- El problema: Identifica en los datos siguientes cada línea que contenga la cadena "arrow" y cópiala. Ten en cuenta que se distinguen mayúsculas y minúsculas.

+ + +

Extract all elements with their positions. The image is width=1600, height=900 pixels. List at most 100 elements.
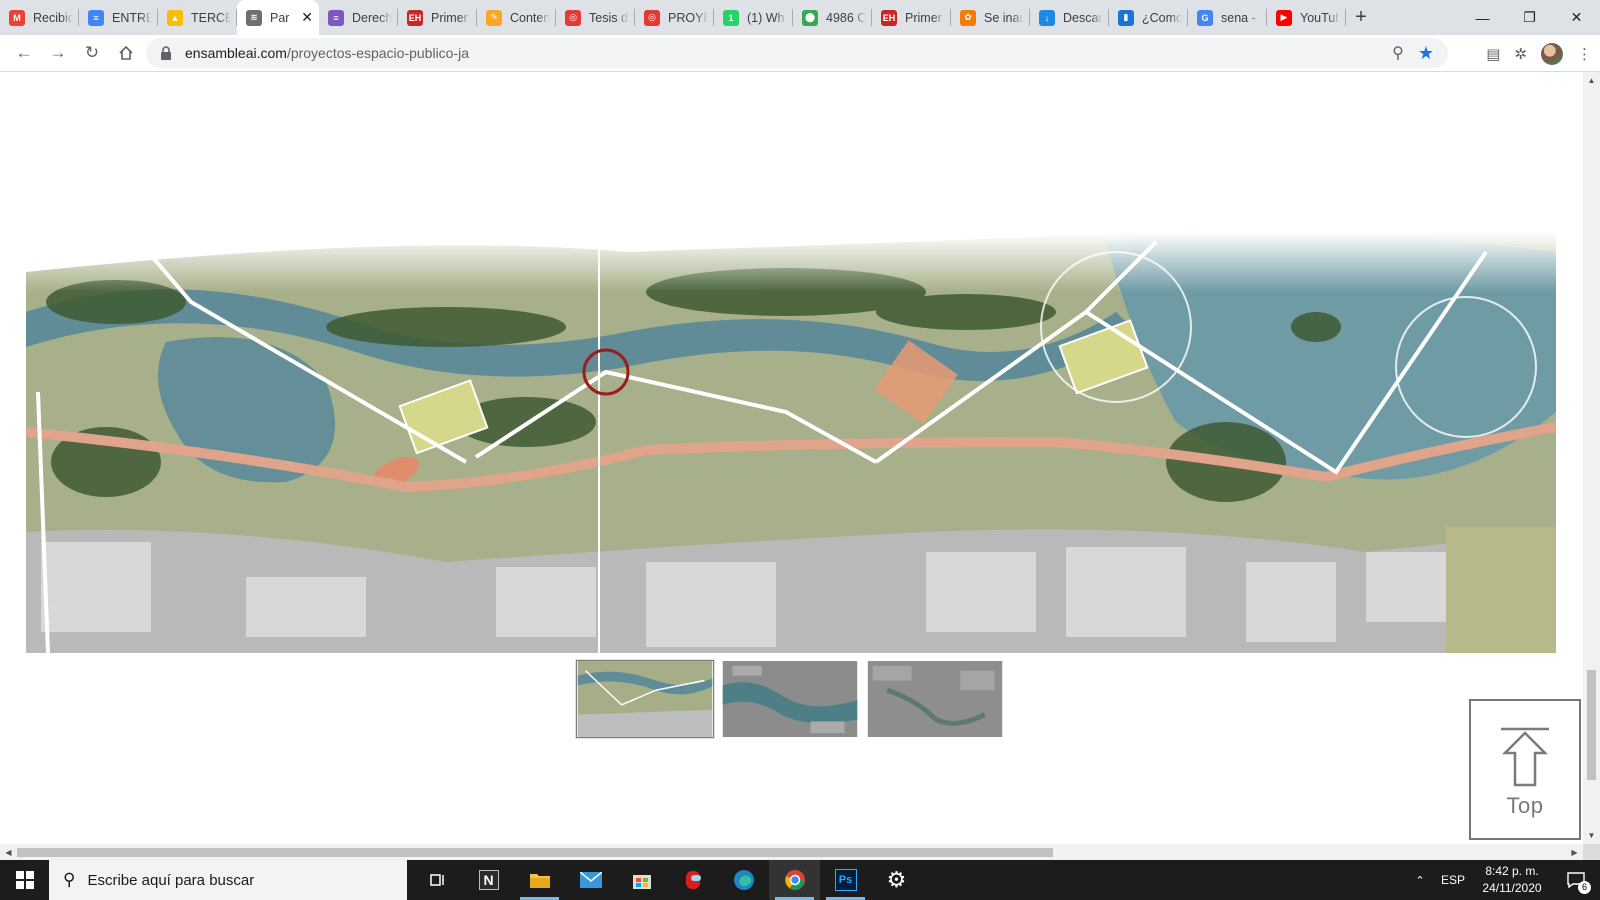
close-window-icon[interactable]: ✕	[1553, 0, 1600, 35]
youtube-icon: ▶	[1276, 9, 1292, 26]
tab-title: ¿Como	[1142, 10, 1182, 25]
clock-time: 8:42 p. m.	[1485, 864, 1539, 878]
browser-tab[interactable]: ▶ YouTub	[1267, 0, 1346, 35]
store-icon[interactable]	[616, 860, 667, 900]
eh-icon: EH	[881, 9, 897, 26]
scroll-up-arrow-icon[interactable]: ▲	[1583, 72, 1600, 89]
address-bar[interactable]: ensambleai.com/proyectos-espacio-publico…	[146, 38, 1448, 68]
vertical-scroll-thumb[interactable]	[1587, 670, 1596, 780]
tray-chevron-icon[interactable]: ⌃	[1406, 874, 1434, 887]
reload-icon[interactable]: ↻	[76, 37, 108, 69]
tab-title: Se inau	[984, 10, 1024, 25]
search-placeholder: Escribe aquí para buscar	[87, 871, 255, 889]
thumbnail-strip	[576, 660, 1004, 738]
thumbnail-aerial-gray[interactable]	[866, 660, 1004, 738]
book-icon: ▮	[1118, 9, 1134, 26]
tab-close-icon[interactable]: ✕	[301, 9, 313, 26]
browser-tab[interactable]: ▲ TERCER	[158, 0, 237, 35]
browser-tab[interactable]: ≡ ENTREV	[79, 0, 158, 35]
arrow-up-icon	[1501, 727, 1549, 787]
windows-taskbar: ⚲ Escribe aquí para buscar N Ps ⚙ ⌃ ESP …	[0, 860, 1600, 900]
site-icon: ≋	[246, 9, 262, 26]
tab-title: PROYEC	[668, 10, 708, 25]
thumbnail-plan[interactable]	[576, 660, 714, 738]
home-icon[interactable]	[110, 37, 142, 69]
browser-tab[interactable]: ✎ Conten	[477, 0, 556, 35]
browser-tab[interactable]: ↓ Descar	[1030, 0, 1109, 35]
tab-title: TERCER	[191, 10, 231, 25]
system-tray: ⌃ ESP 8:42 p. m. 24/11/2020 6	[1406, 860, 1600, 900]
tab-title: Primer	[905, 10, 942, 25]
photoshop-icon[interactable]: Ps	[820, 860, 871, 900]
back-icon[interactable]: ←	[8, 37, 40, 69]
tab-title: (1) Wh	[747, 10, 785, 25]
tab-strip: M Recibid ≡ ENTREV ▲ TERCER ≋ Par ✕ ≡ Derech EH Prim…	[0, 0, 1600, 35]
back-to-top-button[interactable]: Top	[1469, 699, 1581, 840]
task-view-icon[interactable]	[412, 860, 463, 900]
start-button[interactable]	[0, 860, 49, 900]
tab-title: Recibid	[33, 10, 73, 25]
taskbar-search-box[interactable]: ⚲ Escribe aquí para buscar	[49, 860, 407, 900]
horizontal-scrollbar[interactable]: ◀ ▶	[0, 844, 1583, 861]
settings-gear-icon[interactable]: ⚙	[871, 860, 922, 900]
clock[interactable]: 8:42 p. m. 24/11/2020	[1472, 863, 1552, 897]
language-indicator[interactable]: ESP	[1434, 873, 1472, 887]
grid-icon: ✿	[960, 9, 976, 26]
browser-tab[interactable]: Gsena -	[1188, 0, 1267, 35]
browser-tab[interactable]: ⬤ 4986 C	[793, 0, 872, 35]
vertical-scrollbar[interactable]: ▲ ▼	[1583, 72, 1600, 844]
tab-list: M Recibid ≡ ENTREV ▲ TERCER ≋ Par ✕ ≡ Derech EH Prim…	[0, 0, 1346, 35]
browser-tab[interactable]: ◎ PROYEC	[635, 0, 714, 35]
pencil-icon: ✎	[486, 9, 502, 26]
browser-tab[interactable]: M Recibid	[0, 0, 79, 35]
browser-tab[interactable]: ◎ Tesis d	[556, 0, 635, 35]
browser-tab[interactable]: ✿ Se inau	[951, 0, 1030, 35]
restore-icon[interactable]: ❐	[1506, 0, 1553, 35]
minimize-icon[interactable]: —	[1459, 0, 1506, 35]
clock-date: 24/11/2020	[1482, 881, 1542, 895]
scroll-right-arrow-icon[interactable]: ▶	[1566, 844, 1583, 861]
zoom-icon[interactable]: ⚲	[1392, 43, 1404, 63]
lock-icon[interactable]	[160, 46, 172, 60]
reading-list-icon[interactable]: ▤	[1486, 45, 1500, 63]
edge-icon[interactable]	[718, 860, 769, 900]
horizontal-scroll-thumb[interactable]	[17, 848, 1053, 857]
forward-icon[interactable]: →	[42, 37, 74, 69]
top-label: Top	[1506, 793, 1544, 818]
menu-icon[interactable]: ⋮	[1577, 45, 1592, 63]
google-drive-icon: ▲	[167, 9, 183, 26]
scrollbar-corner	[1583, 844, 1600, 861]
browser-tab[interactable]: 1 (1) Wh	[714, 0, 793, 35]
tab-title: Conten	[510, 10, 550, 25]
bookmark-star-icon[interactable]: ★	[1418, 43, 1434, 64]
tab-title: Derech	[352, 10, 392, 25]
profile-avatar[interactable]	[1541, 42, 1563, 65]
tab-title: Primer	[431, 10, 468, 25]
scroll-left-arrow-icon[interactable]: ◀	[0, 844, 17, 861]
notification-center-icon[interactable]: 6	[1552, 860, 1600, 900]
master-plan-image	[26, 232, 1556, 653]
browser-tab[interactable]: ▮ ¿Como	[1109, 0, 1188, 35]
mail-icon[interactable]	[565, 860, 616, 900]
browser-tab[interactable]: ≋ Par ✕	[237, 0, 319, 35]
scroll-down-arrow-icon[interactable]: ▼	[1583, 827, 1600, 844]
gmail-icon: M	[9, 9, 25, 26]
file-explorer-icon[interactable]	[514, 860, 565, 900]
among-us-icon[interactable]	[667, 860, 718, 900]
chrome-icon[interactable]	[769, 860, 820, 900]
target-icon: ◎	[565, 9, 581, 26]
eh-icon: EH	[407, 9, 423, 26]
tab-title: 4986 C	[826, 10, 866, 25]
notion-app-icon[interactable]: N	[463, 860, 514, 900]
download-icon: ↓	[1039, 9, 1055, 26]
browser-tab[interactable]: ≡ Derech	[319, 0, 398, 35]
tab-title: sena -	[1221, 10, 1256, 25]
tab-title: Descar	[1063, 10, 1103, 25]
thumbnail-aerial-color[interactable]	[721, 660, 859, 738]
url-path: /proyectos-espacio-publico-ja	[286, 45, 470, 61]
browser-tab[interactable]: EH Primer	[398, 0, 477, 35]
new-tab-button[interactable]: +	[1346, 0, 1376, 35]
extensions-icon[interactable]: ✲	[1514, 45, 1527, 63]
browser-tab[interactable]: EH Primer	[872, 0, 951, 35]
search-icon: ⚲	[63, 870, 76, 889]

+ + +

- Solución del problema:
scroll-up-arrow-icon[interactable]: ▲	[1583, 72, 1600, 89]
arrow-up-icon	[1501, 727, 1549, 787]
scroll-right-arrow-icon[interactable]: ▶	[1566, 844, 1583, 861]
scroll-left-arrow-icon[interactable]: ◀	[0, 844, 17, 861]
scroll-down-arrow-icon[interactable]: ▼	[1583, 827, 1600, 844]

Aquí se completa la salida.